### REQUIRED TASK
In the listing below, locate the lines bearing the word "LOAD". Copy every one of them.

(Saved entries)
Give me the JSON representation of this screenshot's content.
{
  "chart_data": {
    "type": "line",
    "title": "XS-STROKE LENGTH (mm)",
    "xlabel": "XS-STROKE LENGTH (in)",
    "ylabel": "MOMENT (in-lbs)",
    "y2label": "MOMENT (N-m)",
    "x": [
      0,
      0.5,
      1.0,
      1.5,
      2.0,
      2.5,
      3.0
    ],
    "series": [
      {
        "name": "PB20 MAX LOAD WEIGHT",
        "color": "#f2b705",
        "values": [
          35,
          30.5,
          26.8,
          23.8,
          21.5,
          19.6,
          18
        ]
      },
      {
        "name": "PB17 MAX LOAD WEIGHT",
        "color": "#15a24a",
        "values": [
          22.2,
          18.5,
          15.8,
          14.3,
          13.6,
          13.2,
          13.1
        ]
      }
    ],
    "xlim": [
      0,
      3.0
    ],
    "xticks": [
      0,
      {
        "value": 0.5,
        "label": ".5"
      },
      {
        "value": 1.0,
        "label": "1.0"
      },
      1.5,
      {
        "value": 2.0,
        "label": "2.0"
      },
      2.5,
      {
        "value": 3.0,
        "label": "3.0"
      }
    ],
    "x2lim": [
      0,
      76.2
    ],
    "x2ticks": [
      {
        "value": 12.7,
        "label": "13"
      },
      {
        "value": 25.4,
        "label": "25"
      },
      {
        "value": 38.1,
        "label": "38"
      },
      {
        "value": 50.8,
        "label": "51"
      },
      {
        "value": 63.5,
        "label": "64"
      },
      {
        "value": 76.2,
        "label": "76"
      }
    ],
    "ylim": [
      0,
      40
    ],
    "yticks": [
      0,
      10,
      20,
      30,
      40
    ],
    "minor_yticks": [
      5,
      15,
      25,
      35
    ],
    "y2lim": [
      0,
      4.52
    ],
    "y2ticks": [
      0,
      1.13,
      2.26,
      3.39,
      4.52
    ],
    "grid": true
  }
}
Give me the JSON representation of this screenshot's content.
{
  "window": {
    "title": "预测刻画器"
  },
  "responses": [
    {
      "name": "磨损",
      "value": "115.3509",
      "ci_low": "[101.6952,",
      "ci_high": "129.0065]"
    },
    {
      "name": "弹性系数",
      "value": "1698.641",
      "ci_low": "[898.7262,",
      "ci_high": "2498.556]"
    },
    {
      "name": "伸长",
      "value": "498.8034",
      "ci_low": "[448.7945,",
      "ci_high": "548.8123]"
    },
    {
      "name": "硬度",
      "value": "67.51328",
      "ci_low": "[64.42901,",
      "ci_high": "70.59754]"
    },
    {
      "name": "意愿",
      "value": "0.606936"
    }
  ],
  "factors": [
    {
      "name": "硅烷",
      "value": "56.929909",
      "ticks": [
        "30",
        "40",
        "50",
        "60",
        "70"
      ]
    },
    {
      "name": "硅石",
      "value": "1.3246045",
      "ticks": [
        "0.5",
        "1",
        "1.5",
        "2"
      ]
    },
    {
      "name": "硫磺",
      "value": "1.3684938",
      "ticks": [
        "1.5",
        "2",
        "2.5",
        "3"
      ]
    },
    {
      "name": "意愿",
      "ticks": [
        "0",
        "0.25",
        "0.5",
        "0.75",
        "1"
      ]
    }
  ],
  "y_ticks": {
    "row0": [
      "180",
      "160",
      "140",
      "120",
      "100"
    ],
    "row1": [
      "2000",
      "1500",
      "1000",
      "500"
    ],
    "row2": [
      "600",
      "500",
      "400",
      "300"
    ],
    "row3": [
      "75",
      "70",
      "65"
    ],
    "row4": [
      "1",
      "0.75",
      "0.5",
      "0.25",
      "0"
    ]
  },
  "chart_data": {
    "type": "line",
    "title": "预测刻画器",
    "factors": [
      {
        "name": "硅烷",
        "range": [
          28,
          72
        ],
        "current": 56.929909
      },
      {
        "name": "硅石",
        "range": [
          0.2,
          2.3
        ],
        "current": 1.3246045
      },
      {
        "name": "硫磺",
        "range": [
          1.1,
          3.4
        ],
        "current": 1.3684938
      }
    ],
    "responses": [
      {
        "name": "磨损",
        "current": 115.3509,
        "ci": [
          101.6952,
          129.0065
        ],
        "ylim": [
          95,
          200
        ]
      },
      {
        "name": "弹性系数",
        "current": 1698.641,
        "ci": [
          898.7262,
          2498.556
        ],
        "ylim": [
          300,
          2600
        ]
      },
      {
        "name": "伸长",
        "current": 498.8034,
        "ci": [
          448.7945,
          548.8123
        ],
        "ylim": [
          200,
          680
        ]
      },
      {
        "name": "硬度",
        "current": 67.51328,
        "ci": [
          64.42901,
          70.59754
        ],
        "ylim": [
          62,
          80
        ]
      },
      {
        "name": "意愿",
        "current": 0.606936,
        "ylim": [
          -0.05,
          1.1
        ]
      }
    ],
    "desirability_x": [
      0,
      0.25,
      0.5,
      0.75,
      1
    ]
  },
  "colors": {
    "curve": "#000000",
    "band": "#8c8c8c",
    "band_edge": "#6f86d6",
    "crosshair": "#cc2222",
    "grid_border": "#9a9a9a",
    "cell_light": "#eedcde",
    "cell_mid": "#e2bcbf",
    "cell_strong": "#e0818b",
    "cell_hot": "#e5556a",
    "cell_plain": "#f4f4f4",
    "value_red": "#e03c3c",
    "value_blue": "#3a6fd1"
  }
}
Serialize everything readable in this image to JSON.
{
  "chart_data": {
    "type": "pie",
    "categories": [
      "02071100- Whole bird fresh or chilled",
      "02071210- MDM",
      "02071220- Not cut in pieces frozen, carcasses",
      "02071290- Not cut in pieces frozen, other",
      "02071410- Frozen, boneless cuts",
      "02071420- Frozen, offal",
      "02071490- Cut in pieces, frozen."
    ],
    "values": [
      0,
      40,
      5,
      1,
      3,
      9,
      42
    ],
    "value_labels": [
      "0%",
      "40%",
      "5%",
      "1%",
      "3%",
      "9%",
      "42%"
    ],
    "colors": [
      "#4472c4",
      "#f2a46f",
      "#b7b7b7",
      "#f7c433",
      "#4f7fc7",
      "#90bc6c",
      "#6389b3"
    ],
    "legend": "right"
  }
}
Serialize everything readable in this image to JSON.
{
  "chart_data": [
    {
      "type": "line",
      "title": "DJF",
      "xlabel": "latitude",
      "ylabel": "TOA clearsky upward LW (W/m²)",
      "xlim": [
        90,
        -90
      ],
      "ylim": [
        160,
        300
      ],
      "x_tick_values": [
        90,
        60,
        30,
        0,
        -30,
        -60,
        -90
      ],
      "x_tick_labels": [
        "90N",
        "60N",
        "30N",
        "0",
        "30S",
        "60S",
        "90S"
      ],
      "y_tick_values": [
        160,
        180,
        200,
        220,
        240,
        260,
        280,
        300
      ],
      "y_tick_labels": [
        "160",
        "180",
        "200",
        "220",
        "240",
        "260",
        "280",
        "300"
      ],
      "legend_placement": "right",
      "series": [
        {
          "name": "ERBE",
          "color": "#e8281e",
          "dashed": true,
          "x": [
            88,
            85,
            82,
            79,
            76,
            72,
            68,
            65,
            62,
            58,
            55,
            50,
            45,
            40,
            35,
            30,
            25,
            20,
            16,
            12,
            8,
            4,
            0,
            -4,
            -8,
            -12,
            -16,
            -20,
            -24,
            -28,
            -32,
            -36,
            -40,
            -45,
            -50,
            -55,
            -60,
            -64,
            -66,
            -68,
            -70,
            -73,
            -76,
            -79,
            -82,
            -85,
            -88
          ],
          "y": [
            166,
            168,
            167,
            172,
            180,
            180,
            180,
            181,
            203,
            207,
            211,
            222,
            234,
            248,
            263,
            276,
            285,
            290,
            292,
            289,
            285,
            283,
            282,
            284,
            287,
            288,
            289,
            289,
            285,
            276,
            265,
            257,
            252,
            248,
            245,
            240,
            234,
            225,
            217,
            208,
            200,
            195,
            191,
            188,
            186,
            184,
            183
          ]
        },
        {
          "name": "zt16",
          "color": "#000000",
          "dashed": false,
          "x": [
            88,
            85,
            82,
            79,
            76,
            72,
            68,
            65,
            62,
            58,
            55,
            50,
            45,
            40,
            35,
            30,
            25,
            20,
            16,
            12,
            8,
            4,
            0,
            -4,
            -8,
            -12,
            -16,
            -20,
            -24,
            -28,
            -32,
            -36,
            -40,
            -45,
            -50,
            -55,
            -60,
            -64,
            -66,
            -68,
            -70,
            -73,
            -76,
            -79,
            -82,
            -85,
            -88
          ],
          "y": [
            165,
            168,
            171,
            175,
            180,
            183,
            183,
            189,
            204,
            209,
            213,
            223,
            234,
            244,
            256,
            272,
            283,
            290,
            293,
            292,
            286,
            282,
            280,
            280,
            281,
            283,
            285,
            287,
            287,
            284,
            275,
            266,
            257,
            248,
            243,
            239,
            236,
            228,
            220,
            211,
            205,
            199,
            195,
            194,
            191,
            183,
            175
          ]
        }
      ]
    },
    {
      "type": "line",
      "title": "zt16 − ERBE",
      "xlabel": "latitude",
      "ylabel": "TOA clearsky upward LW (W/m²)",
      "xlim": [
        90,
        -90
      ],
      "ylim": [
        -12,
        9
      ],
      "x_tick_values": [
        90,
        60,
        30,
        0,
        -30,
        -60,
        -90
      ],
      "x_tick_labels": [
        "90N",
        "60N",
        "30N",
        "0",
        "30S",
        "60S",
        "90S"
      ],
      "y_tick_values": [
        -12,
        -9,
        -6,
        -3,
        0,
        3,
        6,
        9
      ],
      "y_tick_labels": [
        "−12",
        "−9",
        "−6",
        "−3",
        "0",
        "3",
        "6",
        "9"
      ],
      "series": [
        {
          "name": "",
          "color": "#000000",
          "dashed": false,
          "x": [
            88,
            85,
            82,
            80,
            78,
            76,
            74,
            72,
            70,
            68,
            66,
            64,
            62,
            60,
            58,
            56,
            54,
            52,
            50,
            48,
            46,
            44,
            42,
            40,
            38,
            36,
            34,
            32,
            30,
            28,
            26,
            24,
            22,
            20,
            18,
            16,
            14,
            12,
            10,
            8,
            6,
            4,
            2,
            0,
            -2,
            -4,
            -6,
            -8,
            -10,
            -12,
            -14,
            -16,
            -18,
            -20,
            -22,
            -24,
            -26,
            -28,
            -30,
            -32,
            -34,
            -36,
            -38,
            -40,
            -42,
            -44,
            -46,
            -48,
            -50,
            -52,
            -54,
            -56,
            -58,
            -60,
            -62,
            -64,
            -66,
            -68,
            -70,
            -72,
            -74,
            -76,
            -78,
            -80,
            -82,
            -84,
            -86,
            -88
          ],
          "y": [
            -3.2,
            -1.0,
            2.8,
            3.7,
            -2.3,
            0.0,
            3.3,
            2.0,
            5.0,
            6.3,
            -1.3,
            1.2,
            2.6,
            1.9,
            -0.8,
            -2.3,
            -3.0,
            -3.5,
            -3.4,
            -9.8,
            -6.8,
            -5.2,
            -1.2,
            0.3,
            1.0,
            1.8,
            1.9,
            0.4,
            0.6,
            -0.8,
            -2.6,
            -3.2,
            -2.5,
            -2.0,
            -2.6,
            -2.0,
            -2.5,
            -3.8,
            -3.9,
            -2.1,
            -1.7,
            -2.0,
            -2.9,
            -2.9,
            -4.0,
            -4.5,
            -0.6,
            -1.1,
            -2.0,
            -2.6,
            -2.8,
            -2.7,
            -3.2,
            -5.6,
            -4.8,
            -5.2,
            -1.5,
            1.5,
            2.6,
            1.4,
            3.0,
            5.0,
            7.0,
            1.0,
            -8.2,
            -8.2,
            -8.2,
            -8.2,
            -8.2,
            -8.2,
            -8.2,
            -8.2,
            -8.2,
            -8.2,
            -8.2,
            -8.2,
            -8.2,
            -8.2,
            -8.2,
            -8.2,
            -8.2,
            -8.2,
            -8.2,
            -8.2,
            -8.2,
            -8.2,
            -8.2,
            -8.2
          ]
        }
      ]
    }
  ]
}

### FULL OUTPUT
        "name": "PB20 MAX LOAD WEIGHT",
        "name": "PB17 MAX LOAD WEIGHT",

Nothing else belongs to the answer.